:: Exercise brief ::
Quote the data below in full, please, without altering anything.

:: Records from a data source ::
───
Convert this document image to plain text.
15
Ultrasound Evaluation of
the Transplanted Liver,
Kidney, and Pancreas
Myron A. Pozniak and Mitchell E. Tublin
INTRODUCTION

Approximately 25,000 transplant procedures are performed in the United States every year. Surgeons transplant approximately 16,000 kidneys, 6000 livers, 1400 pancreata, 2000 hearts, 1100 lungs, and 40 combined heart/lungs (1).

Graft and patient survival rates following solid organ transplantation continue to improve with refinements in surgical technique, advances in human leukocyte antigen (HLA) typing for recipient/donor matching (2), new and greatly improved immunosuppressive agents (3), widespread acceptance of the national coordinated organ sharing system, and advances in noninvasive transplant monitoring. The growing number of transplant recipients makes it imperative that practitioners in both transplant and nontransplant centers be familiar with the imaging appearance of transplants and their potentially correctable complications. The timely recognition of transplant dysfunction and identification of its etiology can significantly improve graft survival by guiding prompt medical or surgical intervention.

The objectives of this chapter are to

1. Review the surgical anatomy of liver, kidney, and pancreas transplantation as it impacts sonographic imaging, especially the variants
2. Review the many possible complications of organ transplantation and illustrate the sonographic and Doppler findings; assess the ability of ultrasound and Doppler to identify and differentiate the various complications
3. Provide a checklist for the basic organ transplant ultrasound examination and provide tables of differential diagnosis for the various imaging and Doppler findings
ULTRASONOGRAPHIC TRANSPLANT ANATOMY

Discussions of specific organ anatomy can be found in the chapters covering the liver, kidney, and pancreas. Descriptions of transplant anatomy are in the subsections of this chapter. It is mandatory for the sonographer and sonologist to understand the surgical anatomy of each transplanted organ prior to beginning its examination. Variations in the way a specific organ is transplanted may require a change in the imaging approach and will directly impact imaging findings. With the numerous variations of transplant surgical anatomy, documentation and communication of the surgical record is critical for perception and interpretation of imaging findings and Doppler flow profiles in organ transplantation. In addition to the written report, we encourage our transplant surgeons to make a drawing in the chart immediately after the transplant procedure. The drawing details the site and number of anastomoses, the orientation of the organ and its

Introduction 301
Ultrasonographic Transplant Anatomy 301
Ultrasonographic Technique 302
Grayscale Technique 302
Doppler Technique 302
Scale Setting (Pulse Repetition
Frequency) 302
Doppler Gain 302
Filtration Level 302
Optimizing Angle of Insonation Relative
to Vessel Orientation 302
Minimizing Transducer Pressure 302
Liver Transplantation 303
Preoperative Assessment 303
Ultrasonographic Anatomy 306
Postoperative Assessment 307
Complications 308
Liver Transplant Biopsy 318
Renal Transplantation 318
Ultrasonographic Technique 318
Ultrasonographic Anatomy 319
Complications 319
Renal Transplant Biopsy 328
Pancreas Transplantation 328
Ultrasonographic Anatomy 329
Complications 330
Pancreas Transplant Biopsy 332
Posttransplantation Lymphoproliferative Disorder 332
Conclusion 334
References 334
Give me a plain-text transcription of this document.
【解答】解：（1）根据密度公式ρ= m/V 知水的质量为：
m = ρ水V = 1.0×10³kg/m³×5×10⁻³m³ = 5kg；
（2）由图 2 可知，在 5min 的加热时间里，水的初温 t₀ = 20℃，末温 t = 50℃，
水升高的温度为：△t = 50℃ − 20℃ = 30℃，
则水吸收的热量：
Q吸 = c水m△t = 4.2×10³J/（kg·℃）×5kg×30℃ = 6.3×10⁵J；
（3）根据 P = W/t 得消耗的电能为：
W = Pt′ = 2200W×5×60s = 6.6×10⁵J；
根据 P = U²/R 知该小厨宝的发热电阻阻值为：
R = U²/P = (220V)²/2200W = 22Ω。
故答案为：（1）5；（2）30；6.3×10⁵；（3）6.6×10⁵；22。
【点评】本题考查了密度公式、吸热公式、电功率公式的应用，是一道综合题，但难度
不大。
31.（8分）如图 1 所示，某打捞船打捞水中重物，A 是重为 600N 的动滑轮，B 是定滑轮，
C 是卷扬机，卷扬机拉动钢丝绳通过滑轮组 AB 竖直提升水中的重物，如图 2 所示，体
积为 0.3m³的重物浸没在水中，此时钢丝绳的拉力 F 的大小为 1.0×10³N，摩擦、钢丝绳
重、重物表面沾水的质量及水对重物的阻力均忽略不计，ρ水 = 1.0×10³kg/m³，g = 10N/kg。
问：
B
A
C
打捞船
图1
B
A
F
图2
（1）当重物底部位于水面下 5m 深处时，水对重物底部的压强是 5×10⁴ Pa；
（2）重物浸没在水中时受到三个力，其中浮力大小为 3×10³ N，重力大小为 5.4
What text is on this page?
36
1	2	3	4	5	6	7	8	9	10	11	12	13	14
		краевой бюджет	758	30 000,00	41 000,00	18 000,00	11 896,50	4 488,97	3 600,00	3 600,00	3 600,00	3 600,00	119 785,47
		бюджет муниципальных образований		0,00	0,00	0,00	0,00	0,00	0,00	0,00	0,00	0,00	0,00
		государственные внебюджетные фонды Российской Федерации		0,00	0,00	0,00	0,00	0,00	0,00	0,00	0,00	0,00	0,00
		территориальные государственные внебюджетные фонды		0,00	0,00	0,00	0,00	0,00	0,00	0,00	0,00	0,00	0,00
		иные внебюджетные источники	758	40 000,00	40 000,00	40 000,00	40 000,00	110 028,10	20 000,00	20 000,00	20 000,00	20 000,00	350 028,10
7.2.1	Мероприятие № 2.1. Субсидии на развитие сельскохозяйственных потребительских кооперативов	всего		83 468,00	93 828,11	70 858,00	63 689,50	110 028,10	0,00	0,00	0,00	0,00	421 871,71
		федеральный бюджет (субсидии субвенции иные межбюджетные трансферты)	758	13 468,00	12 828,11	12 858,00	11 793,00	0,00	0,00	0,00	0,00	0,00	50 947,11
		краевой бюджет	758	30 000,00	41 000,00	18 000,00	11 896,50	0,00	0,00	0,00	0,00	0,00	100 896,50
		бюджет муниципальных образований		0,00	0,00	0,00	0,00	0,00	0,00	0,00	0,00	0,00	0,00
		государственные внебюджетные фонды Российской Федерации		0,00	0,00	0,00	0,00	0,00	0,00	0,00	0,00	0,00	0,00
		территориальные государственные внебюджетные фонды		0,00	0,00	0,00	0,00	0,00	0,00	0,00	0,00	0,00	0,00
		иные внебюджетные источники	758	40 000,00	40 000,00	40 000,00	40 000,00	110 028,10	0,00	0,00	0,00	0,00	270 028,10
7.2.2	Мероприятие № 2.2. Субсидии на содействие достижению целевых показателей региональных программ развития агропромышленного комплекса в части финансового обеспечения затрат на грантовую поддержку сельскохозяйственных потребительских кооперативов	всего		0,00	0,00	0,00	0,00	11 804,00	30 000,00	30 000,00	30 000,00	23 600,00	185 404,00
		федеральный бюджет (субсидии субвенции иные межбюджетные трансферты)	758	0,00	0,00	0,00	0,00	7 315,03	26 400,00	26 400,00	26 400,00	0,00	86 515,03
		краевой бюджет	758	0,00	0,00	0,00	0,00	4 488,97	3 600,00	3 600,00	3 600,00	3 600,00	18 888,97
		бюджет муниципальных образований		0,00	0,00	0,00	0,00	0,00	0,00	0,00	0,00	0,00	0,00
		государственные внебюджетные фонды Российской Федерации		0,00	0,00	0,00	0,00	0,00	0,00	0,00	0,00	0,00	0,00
───
:: Exercise solution ::
Convert this document image to plain text.
15
Ultrasound Evaluation of
the Transplanted Liver,
Kidney, and Pancreas
Myron A. Pozniak and Mitchell E. Tublin
INTRODUCTION

Approximately 25,000 transplant procedures are performed in the United States every year. Surgeons transplant approximately 16,000 kidneys, 6000 livers, 1400 pancreata, 2000 hearts, 1100 lungs, and 40 combined heart/lungs (1).

Graft and patient survival rates following solid organ transplantation continue to improve with refinements in surgical technique, advances in human leukocyte antigen (HLA) typing for recipient/donor matching (2), new and greatly improved immunosuppressive agents (3), widespread acceptance of the national coordinated organ sharing system, and advances in noninvasive transplant monitoring. The growing number of transplant recipients makes it imperative that practitioners in both transplant and nontransplant centers be familiar with the imaging appearance of transplants and their potentially correctable complications. The timely recognition of transplant dysfunction and identification of its etiology can significantly improve graft survival by guiding prompt medical or surgical intervention.

The objectives of this chapter are to

1. Review the surgical anatomy of liver, kidney, and pancreas transplantation as it impacts sonographic imaging, especially the variants
2. Review the many possible complications of organ transplantation and illustrate the sonographic and Doppler findings; assess the ability of ultrasound and Doppler to identify and differentiate the various complications
3. Provide a checklist for the basic organ transplant ultrasound examination and provide tables of differential diagnosis for the various imaging and Doppler findings
ULTRASONOGRAPHIC TRANSPLANT ANATOMY

Discussions of specific organ anatomy can be found in the chapters covering the liver, kidney, and pancreas. Descriptions of transplant anatomy are in the subsections of this chapter. It is mandatory for the sonographer and sonologist to understand the surgical anatomy of each transplanted organ prior to beginning its examination. Variations in the way a specific organ is transplanted may require a change in the imaging approach and will directly impact imaging findings. With the numerous variations of transplant surgical anatomy, documentation and communication of the surgical record is critical for perception and interpretation of imaging findings and Doppler flow profiles in organ transplantation. In addition to the written report, we encourage our transplant surgeons to make a drawing in the chart immediately after the transplant procedure. The drawing details the site and number of anastomoses, the orientation of the organ and its

Introduction 301
Ultrasonographic Transplant Anatomy 301
Ultrasonographic Technique 302
Grayscale Technique 302
Doppler Technique 302
Scale Setting (Pulse Repetition
Frequency) 302
Doppler Gain 302
Filtration Level 302
Optimizing Angle of Insonation Relative
to Vessel Orientation 302
Minimizing Transducer Pressure 302
Liver Transplantation 303
Preoperative Assessment 303
Ultrasonographic Anatomy 306
Postoperative Assessment 307
Complications 308
Liver Transplant Biopsy 318
Renal Transplantation 318
Ultrasonographic Technique 318
Ultrasonographic Anatomy 319
Complications 319
Renal Transplant Biopsy 328
Pancreas Transplantation 328
Ultrasonographic Anatomy 329
Complications 330
Pancreas Transplant Biopsy 332
Posttransplantation Lymphoproliferative Disorder 332
Conclusion 334
References 334
Give me a plain-text transcription of this document.
【解答】解：（1）根据密度公式ρ= m/V 知水的质量为：
m = ρ水V = 1.0×10³kg/m³×5×10⁻³m³ = 5kg；
（2）由图 2 可知，在 5min 的加热时间里，水的初温 t₀ = 20℃，末温 t = 50℃，
水升高的温度为：△t = 50℃ − 20℃ = 30℃，
则水吸收的热量：
Q吸 = c水m△t = 4.2×10³J/（kg·℃）×5kg×30℃ = 6.3×10⁵J；
（3）根据 P = W/t 得消耗的电能为：
W = Pt′ = 2200W×5×60s = 6.6×10⁵J；
根据 P = U²/R 知该小厨宝的发热电阻阻值为：
R = U²/P = (220V)²/2200W = 22Ω。
故答案为：（1）5；（2）30；6.3×10⁵；（3）6.6×10⁵；22。
【点评】本题考查了密度公式、吸热公式、电功率公式的应用，是一道综合题，但难度
不大。
31.（8分）如图 1 所示，某打捞船打捞水中重物，A 是重为 600N 的动滑轮，B 是定滑轮，
C 是卷扬机，卷扬机拉动钢丝绳通过滑轮组 AB 竖直提升水中的重物，如图 2 所示，体
积为 0.3m³的重物浸没在水中，此时钢丝绳的拉力 F 的大小为 1.0×10³N，摩擦、钢丝绳
重、重物表面沾水的质量及水对重物的阻力均忽略不计，ρ水 = 1.0×10³kg/m³，g = 10N/kg。
问：
B
A
C
打捞船
图1
B
A
F
图2
（1）当重物底部位于水面下 5m 深处时，水对重物底部的压强是 5×10⁴ Pa；
（2）重物浸没在水中时受到三个力，其中浮力大小为 3×10³ N，重力大小为 5.4
What text is on this page?
36
1	2	3	4	5	6	7	8	9	10	11	12	13	14
		краевой бюджет	758	30 000,00	41 000,00	18 000,00	11 896,50	4 488,97	3 600,00	3 600,00	3 600,00	3 600,00	119 785,47
		бюджет муниципальных образований		0,00	0,00	0,00	0,00	0,00	0,00	0,00	0,00	0,00	0,00
		государственные внебюджетные фонды Российской Федерации		0,00	0,00	0,00	0,00	0,00	0,00	0,00	0,00	0,00	0,00
		территориальные государственные внебюджетные фонды		0,00	0,00	0,00	0,00	0,00	0,00	0,00	0,00	0,00	0,00
		иные внебюджетные источники	758	40 000,00	40 000,00	40 000,00	40 000,00	110 028,10	20 000,00	20 000,00	20 000,00	20 000,00	350 028,10
7.2.1	Мероприятие № 2.1. Субсидии на развитие сельскохозяйственных потребительских кооперативов	всего		83 468,00	93 828,11	70 858,00	63 689,50	110 028,10	0,00	0,00	0,00	0,00	421 871,71
		федеральный бюджет (субсидии субвенции иные межбюджетные трансферты)	758	13 468,00	12 828,11	12 858,00	11 793,00	0,00	0,00	0,00	0,00	0,00	50 947,11
		краевой бюджет	758	30 000,00	41 000,00	18 000,00	11 896,50	0,00	0,00	0,00	0,00	0,00	100 896,50
		бюджет муниципальных образований		0,00	0,00	0,00	0,00	0,00	0,00	0,00	0,00	0,00	0,00
		государственные внебюджетные фонды Российской Федерации		0,00	0,00	0,00	0,00	0,00	0,00	0,00	0,00	0,00	0,00
		территориальные государственные внебюджетные фонды		0,00	0,00	0,00	0,00	0,00	0,00	0,00	0,00	0,00	0,00
		иные внебюджетные источники	758	40 000,00	40 000,00	40 000,00	40 000,00	110 028,10	0,00	0,00	0,00	0,00	270 028,10
7.2.2	Мероприятие № 2.2. Субсидии на содействие достижению целевых показателей региональных программ развития агропромышленного комплекса в части финансового обеспечения затрат на грантовую поддержку сельскохозяйственных потребительских кооперативов	всего		0,00	0,00	0,00	0,00	11 804,00	30 000,00	30 000,00	30 000,00	23 600,00	185 404,00
		федеральный бюджет (субсидии субвенции иные межбюджетные трансферты)	758	0,00	0,00	0,00	0,00	7 315,03	26 400,00	26 400,00	26 400,00	0,00	86 515,03
		краевой бюджет	758	0,00	0,00	0,00	0,00	4 488,97	3 600,00	3 600,00	3 600,00	3 600,00	18 888,97
		бюджет муниципальных образований		0,00	0,00	0,00	0,00	0,00	0,00	0,00	0,00	0,00	0,00
		государственные внебюджетные фонды Российской Федерации		0,00	0,00	0,00	0,00	0,00	0,00	0,00	0,00	0,00	0,00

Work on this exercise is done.